If a line in the data holds the string "dichloromethane", list it.

Image records of document pages:
########################################

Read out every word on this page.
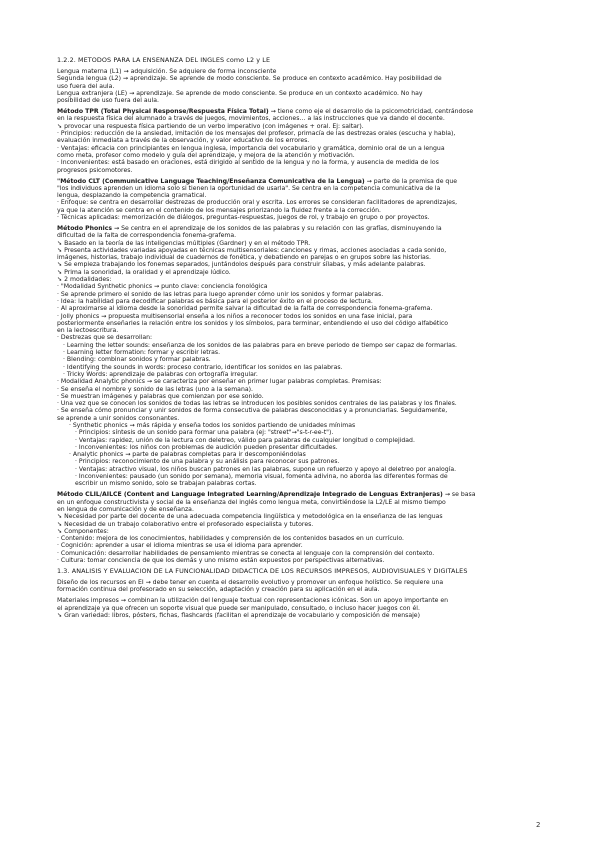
1.2.2. MÉTODOS PARA LA ENSEÑANZA DEL INGLÉS como L2 y LE
Lengua materna (L1) → adquisición. Se adquiere de forma inconsciente
Segunda lengua (L2) → aprendizaje. Se aprende de modo consciente. Se produce en contexto académico. Hay posibilidad de
uso fuera del aula.
Lengua extranjera (LE) → aprendizaje. Se aprende de modo consciente. Se produce en un contexto académico. No hay
posibilidad de uso fuera del aula.
Método TPR (Total Physical Response/Respuesta Física Total) → tiene como eje el desarrollo de la psicomotricidad, centrándose
en la respuesta física del alumnado a través de juegos, movimientos, acciones… a las instrucciones que va dando el docente.
➘ provocar una respuesta física partiendo de un verbo imperativo (con imágenes + oral. Ej: saltar).
· Principios: reducción de la ansiedad, imitación de los mensajes del profesor, primacía de las destrezas orales (escucha y habla),
evaluación inmediata a través de la observación, y valor educativo de los errores.
· Ventajas: eficacia con principiantes en lengua inglesa, importancia del vocabulario y gramática, dominio oral de un a lengua
como meta, profesor como modelo y guía del aprendizaje, y mejora de la atención y motivación.
· Inconvenientes: está basado en oraciones, está dirigido al sentido de la lengua y no la forma, y ausencia de medida de los
progresos psicomotores.
"Método CLT (Communicative Language Teaching/Enseñanza Comunicativa de la Lengua) → parte de la premisa de que
"los individuos aprenden un idioma solo si tienen la oportunidad de usarla". Se centra en la competencia comunicativa de la
lengua, desplazando la competencia gramatical.
· Enfoque: se centra en desarrollar destrezas de producción oral y escrita. Los errores se consideran facilitadores de aprendizajes,
ya que la atención se centra en el contenido de los mensajes priorizando la fluidez frente a la corrección.
· Técnicas aplicadas: memorización de diálogos, preguntas-respuestas, juegos de rol, y trabajo en grupo o por proyectos.
Método Phonics → Se centra en el aprendizaje de los sonidos de las palabras y su relación con las grafías, disminuyendo la
dificultad de la falta de correspondencia fonema-grafema.
➘ Basado en la teoría de las inteligencias múltiples (Gardner) y en el método TPR.
➘ Presenta actividades variadas apoyadas en técnicas multisensoriales: canciones y rimas, acciones asociadas a cada sonido,
imágenes, historias, trabajo individual de cuadernos de fonética, y debatiendo en parejas o en grupos sobre las historias.
➘ Se empieza trabajando los fonemas separados, juntándolos después para construir sílabas, y más adelante palabras.
➘ Prima la sonoridad, la oralidad y el aprendizaje lúdico.
➘ 2 modalidades:
· "Modalidad Synthetic phonics → punto clave: conciencia fonológica
· Se aprende primero el sonido de las letras para luego aprender cómo unir los sonidos y formar palabras.
· Idea: la habilidad para decodificar palabras es básica para el posterior éxito en el proceso de lectura.
· Al aproximarse al idioma desde la sonoridad permite salvar la dificultad de la falta de correspondencia fonema-grafema.
· Jolly phonics → propuesta multisensorial enseña a los niños a reconocer todos los sonidos en una fase inicial, para
posteriormente enseñarles la relación entre los sonidos y los símbolos, para terminar, entendiendo el uso del código alfabético
en la lectoescritura.
· Destrezas que se desarrollan:
· Learning the letter sounds: enseñanza de los sonidos de las palabras para en breve periodo de tiempo ser capaz de formarlas.
· Learning letter formation: formar y escribir letras.
· Blending: combinar sonidos y formar palabras.
· Identifying the sounds in words: proceso contrario, identificar los sonidos en las palabras.
· Tricky Words: aprendizaje de palabras con ortografía irregular.
· Modalidad Analytic phonics → se caracteriza por enseñar en primer lugar palabras completas. Premisas:
· Se enseña el nombre y sonido de las letras (uno a la semana).
· Se muestran imágenes y palabras que comienzan por ese sonido.
· Una vez que se conocen los sonidos de todas las letras se introducen los posibles sonidos centrales de las palabras y los finales.
· Se enseña cómo pronunciar y unir sonidos de forma consecutiva de palabras desconocidas y a pronunciarlas. Seguidamente,
se aprende a unir sonidos consonantes.
· Synthetic phonics → más rápida y enseña todos los sonidos partiendo de unidades mínimas
· Principios: síntesis de un sonido para formar una palabra (ej: "street"→"s-t-r-ee-t").
· Ventajas: rapidez, unión de la lectura con deletreo, válido para palabras de cualquier longitud o complejidad.
· Inconvenientes: los niños con problemas de audición pueden presentar dificultades.
· Analytic phonics → parte de palabras completas para ir descomponiéndolas
· Principios: reconocimiento de una palabra y su análisis para reconocer sus patrones.
· Ventajas: atractivo visual, los niños buscan patrones en las palabras, supone un refuerzo y apoyo al deletreo por analogía.
· Inconvenientes: pausado (un sonido por semana), memoria visual, fomenta adivina, no aborda las diferentes formas de
escribir un mismo sonido, solo se trabajan palabras cortas.
Método CLIL/AILCE (Content and Language Integrated Learning/Aprendizaje Integrado de Lenguas Extranjeras) → se basa
en un enfoque constructivista y social de la enseñanza del inglés como lengua meta, convirtiéndose la L2/LE al mismo tiempo
en lengua de comunicación y de enseñanza.
➘ Necesidad por parte del docente de una adecuada competencia lingüística y metodológica en la enseñanza de las lenguas
➘ Necesidad de un trabajo colaborativo entre el profesorado especialista y tutores.
➘ Componentes:
· Contenido: mejora de los conocimientos, habilidades y comprensión de los contenidos basados en un currículo.
· Cognición: aprender a usar el idioma mientras se usa el idioma para aprender.
· Comunicación: desarrollar habilidades de pensamiento mientras se conecta al lenguaje con la comprensión del contexto.
· Cultura: tomar conciencia de que los demás y uno mismo están expuestos por perspectivas alternativas.
1.3. ANÁLISIS Y EVALUACIÓN DE LA FUNCIONALIDAD DIDÁCTICA DE LOS RECURSOS IMPRESOS, AUDIOVISUALES Y DIGITALES
Diseño de los recursos en EI → debe tener en cuenta el desarrollo evolutivo y promover un enfoque holístico. Se requiere una
formación continua del profesorado en su selección, adaptación y creación para su aplicación en el aula.
Materiales impresos → combinan la utilización del lenguaje textual con representaciones icónicas. Son un apoyo importante en
el aprendizaje ya que ofrecen un soporte visual que puede ser manipulado, consultado, o incluso hacer juegos con él.
➘ Gran variedad: libros, pósters, fichas, flashcards (facilitan el aprendizaje de vocabulario y composición de mensaje)
2
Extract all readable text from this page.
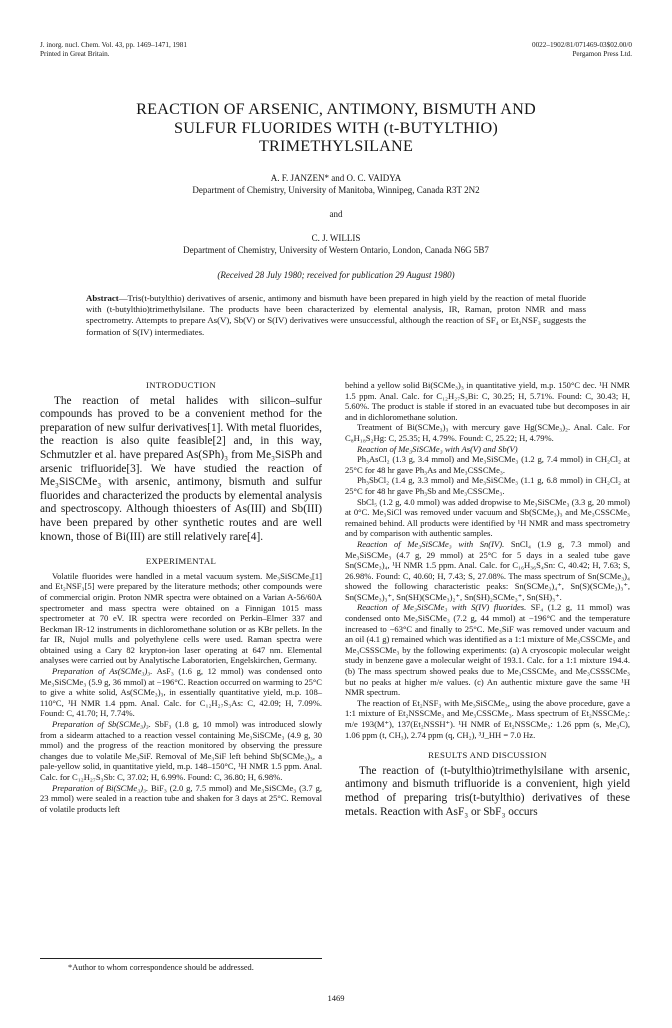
J. inorg. nucl. Chem. Vol. 43, pp. 1469–1471, 1981
Printed in Great Britain.
0022–1902/81/071469-03$02.00/0
Pergamon Press Ltd.
REACTION OF ARSENIC, ANTIMONY, BISMUTH AND
SULFUR FLUORIDES WITH (t-BUTYLTHIO)
TRIMETHYLSILANE
A. F. JANZEN* and O. C. VAIDYA
Department of Chemistry, University of Manitoba, Winnipeg, Canada R3T 2N2
and
C. J. WILLIS
Department of Chemistry, University of Western Ontario, London, Canada N6G 5B7
(Received 28 July 1980; received for publication 29 August 1980)
Abstract—Tris(t-butylthio) derivatives of arsenic, antimony and bismuth have been prepared in high yield by the reaction of metal fluoride with (t-butylthio)trimethylsilane. The products have been characterized by elemental analysis, IR, Raman, proton NMR and mass spectrometry. Attempts to prepare As(V), Sb(V) or S(IV) derivatives were unsuccessful, although the reaction of SF₄ or Et₂NSF₃ suggests the formation of S(IV) intermediates.
INTRODUCTION

The reaction of metal halides with silicon–sulfur compounds has proved to be a convenient method for the preparation of new sulfur derivatives[1]. With metal fluorides, the reaction is also quite feasible[2] and, in this way, Schmutzler et al. have prepared As(SPh)₃ from Me₃SiSPh and arsenic trifluoride[3]. We have studied the reaction of Me₃SiSCMe₃ with arsenic, antimony, bismuth and sulfur fluorides and characterized the products by elemental analysis and spectroscopy. Although thioesters of As(III) and Sb(III) have been prepared by other synthetic routes and are well known, those of Bi(III) are still relatively rare[4].

EXPERIMENTAL

Volatile fluorides were handled in a metal vacuum system. Me₃SiSCMe₃[1] and Et₂NSF₃[5] were prepared by the literature methods; other compounds were of commercial origin. Proton NMR spectra were obtained on a Varian A-56/60A spectrometer and mass spectra were obtained on a Finnigan 1015 mass spectrometer at 70 eV. IR spectra were recorded on Perkin–Elmer 337 and Beckman IR-12 instruments in dichloromethane solution or as KBr pellets. In the far IR, Nujol mulls and polyethylene cells were used. Raman spectra were obtained using a Cary 82 krypton-ion laser operating at 647 nm. Elemental analyses were carried out by Analytische Laboratorien, Engelskirchen, Germany.

Preparation of As(SCMe₃)₃. AsF₃ (1.6 g, 12 mmol) was condensed onto Me₃SiSCMe₃ (5.9 g, 36 mmol) at −196°C. Reaction occurred on warming to 25°C to give a white solid, As(SCMe₃)₃, in essentially quantitative yield, m.p. 108–110°C, ¹H NMR 1.4 ppm. Anal. Calc. for C₁₂H₂₇S₃As: C, 42.09; H, 7.09%. Found: C, 41.70; H, 7.74%.

Preparation of Sb(SCMe₃)₃. SbF₃ (1.8 g, 10 mmol) was introduced slowly from a sidearm attached to a reaction vessel containing Me₃SiSCMe₃ (4.9 g, 30 mmol) and the progress of the reaction monitored by observing the pressure changes due to volatile Me₃SiF. Removal of Me₃SiF left behind Sb(SCMe₃)₃, a pale-yellow solid, in quantitative yield, m.p. 148–150°C, ¹H NMR 1.5 ppm. Anal. Calc. for C₁₂H₂₇S₃Sb: C, 37.02; H, 6.99%. Found: C, 36.80; H, 6.98%.

Preparation of Bi(SCMe₃)₃. BiF₃ (2.0 g, 7.5 mmol) and Me₃SiSCMe₃ (3.7 g, 23 mmol) were sealed in a reaction tube and shaken for 3 days at 25°C. Removal of volatile products left

behind a yellow solid Bi(SCMe₃)₃ in quantitative yield, m.p. 150°C dec. ¹H NMR 1.5 ppm. Anal. Calc. for C₁₂H₂₇S₃Bi: C, 30.25; H, 5.71%. Found: C, 30.43; H, 5.60%. The product is stable if stored in an evacuated tube but decomposes in air and in dichloromethane solution.

Treatment of Bi(SCMe₃)₃ with mercury gave Hg(SCMe₃)₂. Anal. Calc. For C₈H₁₈S₂Hg: C, 25.35; H, 4.79%. Found: C, 25.22; H, 4.79%.

Reaction of Me₃SiSCMe₃ with As(V) and Sb(V)

Ph₃AsCl₂ (1.3 g, 3.4 mmol) and Me₃SiSCMe₃ (1.2 g, 7.4 mmol) in CH₂Cl₂ at 25°C for 48 hr gave Ph₃As and Me₃CSSCMe₃.

Ph₃SbCl₂ (1.4 g, 3.3 mmol) and Me₃SiSCMe₃ (1.1 g, 6.8 mmol) in CH₂Cl₂ at 25°C for 48 hr gave Ph₃Sb and Me₃CSSCMe₃.

SbCl₅ (1.2 g, 4.0 mmol) was added dropwise to Me₃SiSCMe₃ (3.3 g, 20 mmol) at 0°C. Me₃SiCl was removed under vacuum and Sb(SCMe₃)₃ and Me₃CSSCMe₃ remained behind. All products were identified by ¹H NMR and mass spectrometry and by comparison with authentic samples.

Reaction of Me₃SiSCMe₃ with Sn(IV). SnCl₄ (1.9 g, 7.3 mmol) and Me₃SiSCMe₃ (4.7 g, 29 mmol) at 25°C for 5 days in a sealed tube gave Sn(SCMe₃)₄, ¹H NMR 1.5 ppm. Anal. Calc. for C₁₆H₃₆S₄Sn: C, 40.42; H, 7.63; S, 26.98%. Found: C, 40.60; H, 7.43; S, 27.08%. The mass spectrum of Sn(SCMe₃)₄ showed the following characteristic peaks: Sn(SCMe₃)₄⁺, Sn(S)(SCMe₃)₃⁺, Sn(SCMe₃)₃⁺, Sn(SH)(SCMe₃)₂⁺, Sn(SH)₂SCMe₃⁺, Sn(SH)₃⁺.

Reaction of Me₃SiSCMe₃ with S(IV) fluorides. SF₄ (1.2 g, 11 mmol) was condensed onto Me₃SiSCMe₃ (7.2 g, 44 mmol) at −196°C and the temperature increased to −63°C and finally to 25°C. Me₃SiF was removed under vacuum and an oil (4.1 g) remained which was identified as a 1:1 mixture of Me₃CSSCMe₃ and Me₃CSSSCMe₃ by the following experiments: (a) A cryoscopic molecular weight study in benzene gave a molecular weight of 193.1. Calc. for a 1:1 mixture 194.4. (b) The mass spectrum showed peaks due to Me₃CSSCMe₃ and Me₃CSSSCMe₃ but no peaks at higher m/e values. (c) An authentic mixture gave the same ¹H NMR spectrum.

The reaction of Et₂NSF₃ with Me₃SiSCMe₃, using the above procedure, gave a 1:1 mixture of Et₂NSSCMe₃ and Me₃CSSCMe₃. Mass spectrum of Et₂NSSCMe₃: m/e 193(M⁺), 137(Et₂NSSH⁺). ¹H NMR of Et₂NSSCMe₃: 1.26 ppm (s, Me₃C), 1.06 ppm (t, CH₃), 2.74 ppm (q, CH₂), ³J_HH = 7.0 Hz.

RESULTS AND DISCUSSION

The reaction of (t-butylthio)trimethylsilane with arsenic, antimony and bismuth trifluoride is a convenient, high yield method of preparing tris(t-butylthio) derivatives of these metals. Reaction with AsF₃ or SbF₃ occurs

*Author to whom correspondence should be addressed.
1469
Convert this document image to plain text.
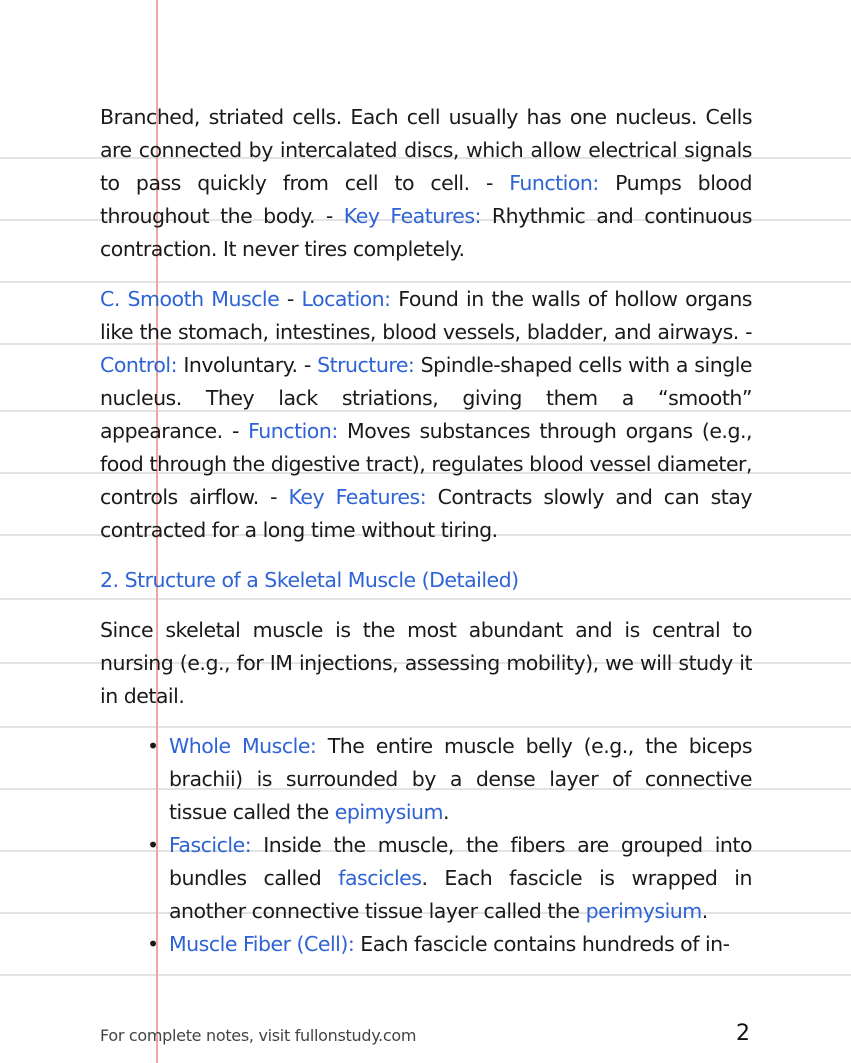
Branched, striated cells. Each cell usually has one nucleus. Cells are connected by intercalated discs, which allow electrical signals to pass quickly from cell to cell. - Function: Pumps blood throughout the body. - Key Features: Rhythmic and continuous contraction. It never tires completely.

C. Smooth Muscle - Location: Found in the walls of hollow organs like the stomach, intestines, blood vessels, bladder, and airways. - Control: Involuntary. - Structure: Spindle-shaped cells with a single nucleus. They lack striations, giving them a “smooth” appearance. - Function: Moves substances through organs (e.g., food through the digestive tract), regulates blood vessel diameter, controls airflow. - Key Features: Contracts slowly and can stay contracted for a long time without tiring.

2. Structure of a Skeletal Muscle (Detailed)

Since skeletal muscle is the most abundant and is central to nursing (e.g., for IM injections, assessing mobility), we will study it in detail.

• Whole Muscle: The entire muscle belly (e.g., the biceps brachii) is surrounded by a dense layer of connective tissue called the epimysium.
• Fascicle: Inside the muscle, the fibers are grouped into bundles called fascicles. Each fascicle is wrapped in another connective tissue layer called the perimysium.
• Muscle Fiber (Cell): Each fascicle contains hundreds of in-
For complete notes, visit fullonstudy.com	2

########################################

Result of this task ::
Volatile fluorides were handled in a metal vacuum system. Me₃SiSCMe₃[1] and Et₂NSF₃[5] were prepared by the literature methods; other compounds were of commercial origin. Proton NMR spectra were obtained on a Varian A-56/60A spectrometer and mass spectra were obtained on a Finnigan 1015 mass spectrometer at 70 eV. IR spectra were recorded on Perkin–Elmer 337 and Beckman IR-12 instruments in dichloromethane solution or as KBr pellets. In the far IR, Nujol mulls and polyethylene cells were used. Raman spectra were obtained using a Cary 82 krypton-ion laser operating at 647 nm. Elemental analyses were carried out by Analytische Laboratorien, Engelskirchen, Germany.
behind a yellow solid Bi(SCMe₃)₃ in quantitative yield, m.p. 150°C dec. ¹H NMR 1.5 ppm. Anal. Calc. for C₁₂H₂₇S₃Bi: C, 30.25; H, 5.71%. Found: C, 30.43; H, 5.60%. The product is stable if stored in an evacuated tube but decomposes in air and in dichloromethane solution.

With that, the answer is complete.